§ **Action item**
Copy each line of the listing that includes "right".

* * *

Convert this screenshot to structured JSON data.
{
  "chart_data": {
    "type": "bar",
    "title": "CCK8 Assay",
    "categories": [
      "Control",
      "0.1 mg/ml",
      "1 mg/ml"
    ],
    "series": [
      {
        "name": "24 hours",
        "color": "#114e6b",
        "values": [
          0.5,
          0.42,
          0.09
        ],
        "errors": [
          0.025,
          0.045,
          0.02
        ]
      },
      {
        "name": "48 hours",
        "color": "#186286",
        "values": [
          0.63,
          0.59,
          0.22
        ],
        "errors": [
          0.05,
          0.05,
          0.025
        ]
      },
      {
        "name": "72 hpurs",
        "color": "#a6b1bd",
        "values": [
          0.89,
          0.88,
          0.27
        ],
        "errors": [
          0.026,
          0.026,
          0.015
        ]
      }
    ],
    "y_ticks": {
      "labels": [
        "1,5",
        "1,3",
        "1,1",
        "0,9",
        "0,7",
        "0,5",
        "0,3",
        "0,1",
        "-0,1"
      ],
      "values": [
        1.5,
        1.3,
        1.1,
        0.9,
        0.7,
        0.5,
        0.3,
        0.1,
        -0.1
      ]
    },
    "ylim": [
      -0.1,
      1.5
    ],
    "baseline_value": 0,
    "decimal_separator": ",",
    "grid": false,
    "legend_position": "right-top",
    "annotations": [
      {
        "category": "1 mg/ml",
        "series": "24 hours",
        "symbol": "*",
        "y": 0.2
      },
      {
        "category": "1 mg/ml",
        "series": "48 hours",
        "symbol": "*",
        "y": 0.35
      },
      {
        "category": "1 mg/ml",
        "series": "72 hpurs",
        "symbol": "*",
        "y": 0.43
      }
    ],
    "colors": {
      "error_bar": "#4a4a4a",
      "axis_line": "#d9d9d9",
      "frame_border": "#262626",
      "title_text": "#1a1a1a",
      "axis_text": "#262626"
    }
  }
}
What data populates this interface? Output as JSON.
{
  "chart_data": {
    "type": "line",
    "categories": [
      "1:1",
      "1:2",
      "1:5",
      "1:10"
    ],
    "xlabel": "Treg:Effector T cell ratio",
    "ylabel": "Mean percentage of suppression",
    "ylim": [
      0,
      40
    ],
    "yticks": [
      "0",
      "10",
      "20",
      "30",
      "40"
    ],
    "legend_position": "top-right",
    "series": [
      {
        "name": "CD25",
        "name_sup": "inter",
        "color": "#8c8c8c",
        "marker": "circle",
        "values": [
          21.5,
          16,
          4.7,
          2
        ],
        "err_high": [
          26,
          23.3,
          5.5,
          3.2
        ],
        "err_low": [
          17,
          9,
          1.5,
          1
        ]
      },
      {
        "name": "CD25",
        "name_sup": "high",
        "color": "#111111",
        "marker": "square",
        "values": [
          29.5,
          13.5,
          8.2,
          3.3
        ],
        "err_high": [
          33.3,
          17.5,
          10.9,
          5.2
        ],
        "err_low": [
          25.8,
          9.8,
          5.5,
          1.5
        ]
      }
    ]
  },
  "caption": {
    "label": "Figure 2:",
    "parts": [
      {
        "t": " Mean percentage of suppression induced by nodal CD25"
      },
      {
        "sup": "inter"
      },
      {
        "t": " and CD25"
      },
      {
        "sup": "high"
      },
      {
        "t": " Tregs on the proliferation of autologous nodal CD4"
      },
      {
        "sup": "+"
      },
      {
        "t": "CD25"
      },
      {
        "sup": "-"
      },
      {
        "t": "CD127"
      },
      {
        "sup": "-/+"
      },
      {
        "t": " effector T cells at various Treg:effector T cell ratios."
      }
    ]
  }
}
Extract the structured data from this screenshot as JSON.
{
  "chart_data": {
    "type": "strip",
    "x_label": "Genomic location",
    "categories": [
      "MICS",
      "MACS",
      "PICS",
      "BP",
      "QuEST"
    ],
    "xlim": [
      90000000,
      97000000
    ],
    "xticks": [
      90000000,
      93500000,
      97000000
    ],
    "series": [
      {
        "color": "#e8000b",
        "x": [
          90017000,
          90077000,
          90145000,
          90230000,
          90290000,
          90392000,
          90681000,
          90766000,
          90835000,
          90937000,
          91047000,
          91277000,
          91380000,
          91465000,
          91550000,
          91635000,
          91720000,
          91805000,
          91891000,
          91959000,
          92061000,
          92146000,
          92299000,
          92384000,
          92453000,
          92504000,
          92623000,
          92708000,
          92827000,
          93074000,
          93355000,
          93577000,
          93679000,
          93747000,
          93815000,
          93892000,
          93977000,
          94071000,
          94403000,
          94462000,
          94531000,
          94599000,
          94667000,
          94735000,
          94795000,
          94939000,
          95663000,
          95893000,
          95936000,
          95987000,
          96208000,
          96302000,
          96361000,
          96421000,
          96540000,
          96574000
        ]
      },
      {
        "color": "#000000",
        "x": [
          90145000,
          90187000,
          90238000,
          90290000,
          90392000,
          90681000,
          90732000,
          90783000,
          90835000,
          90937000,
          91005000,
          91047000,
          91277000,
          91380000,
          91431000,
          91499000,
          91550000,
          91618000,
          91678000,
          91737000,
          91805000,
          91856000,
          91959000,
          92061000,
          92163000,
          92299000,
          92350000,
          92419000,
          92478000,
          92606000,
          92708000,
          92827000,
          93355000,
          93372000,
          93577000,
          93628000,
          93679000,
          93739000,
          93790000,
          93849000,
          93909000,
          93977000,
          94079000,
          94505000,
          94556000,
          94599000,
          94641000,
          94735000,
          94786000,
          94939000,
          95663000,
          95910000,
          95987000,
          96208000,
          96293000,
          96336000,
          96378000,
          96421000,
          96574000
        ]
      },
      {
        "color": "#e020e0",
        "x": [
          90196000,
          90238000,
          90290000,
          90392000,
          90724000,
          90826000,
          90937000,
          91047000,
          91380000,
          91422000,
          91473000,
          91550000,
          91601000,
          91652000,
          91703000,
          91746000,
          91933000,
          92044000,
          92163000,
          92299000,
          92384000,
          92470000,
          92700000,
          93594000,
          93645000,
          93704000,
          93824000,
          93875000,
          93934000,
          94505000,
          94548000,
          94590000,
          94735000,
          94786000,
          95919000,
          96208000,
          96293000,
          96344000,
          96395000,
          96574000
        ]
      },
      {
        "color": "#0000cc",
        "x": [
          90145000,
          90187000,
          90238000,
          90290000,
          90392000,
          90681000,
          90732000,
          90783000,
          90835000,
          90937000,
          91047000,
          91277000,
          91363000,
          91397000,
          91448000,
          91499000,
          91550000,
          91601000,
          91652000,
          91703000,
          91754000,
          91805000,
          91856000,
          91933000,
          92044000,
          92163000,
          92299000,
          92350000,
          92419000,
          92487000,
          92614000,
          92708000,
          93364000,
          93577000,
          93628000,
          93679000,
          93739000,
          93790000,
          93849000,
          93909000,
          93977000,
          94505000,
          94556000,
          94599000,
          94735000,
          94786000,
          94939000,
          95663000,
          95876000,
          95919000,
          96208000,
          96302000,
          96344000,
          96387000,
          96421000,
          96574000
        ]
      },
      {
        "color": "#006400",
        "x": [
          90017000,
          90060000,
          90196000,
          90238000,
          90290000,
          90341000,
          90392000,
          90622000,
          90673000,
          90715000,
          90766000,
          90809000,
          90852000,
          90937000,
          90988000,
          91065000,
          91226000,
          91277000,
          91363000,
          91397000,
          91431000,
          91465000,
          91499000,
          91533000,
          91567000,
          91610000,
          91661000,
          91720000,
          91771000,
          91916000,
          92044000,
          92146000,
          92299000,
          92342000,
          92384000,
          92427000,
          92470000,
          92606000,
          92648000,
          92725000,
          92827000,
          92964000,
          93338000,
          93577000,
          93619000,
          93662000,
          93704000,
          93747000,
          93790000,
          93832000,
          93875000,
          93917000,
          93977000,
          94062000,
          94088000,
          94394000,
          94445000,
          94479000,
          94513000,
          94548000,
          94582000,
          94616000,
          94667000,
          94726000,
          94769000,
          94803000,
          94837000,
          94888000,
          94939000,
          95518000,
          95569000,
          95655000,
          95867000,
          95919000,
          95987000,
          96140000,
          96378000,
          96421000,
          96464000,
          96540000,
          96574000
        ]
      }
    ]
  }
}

* * *

§ **Exercise response**
    "legend_position": "right-top",
    "legend_position": "top-right",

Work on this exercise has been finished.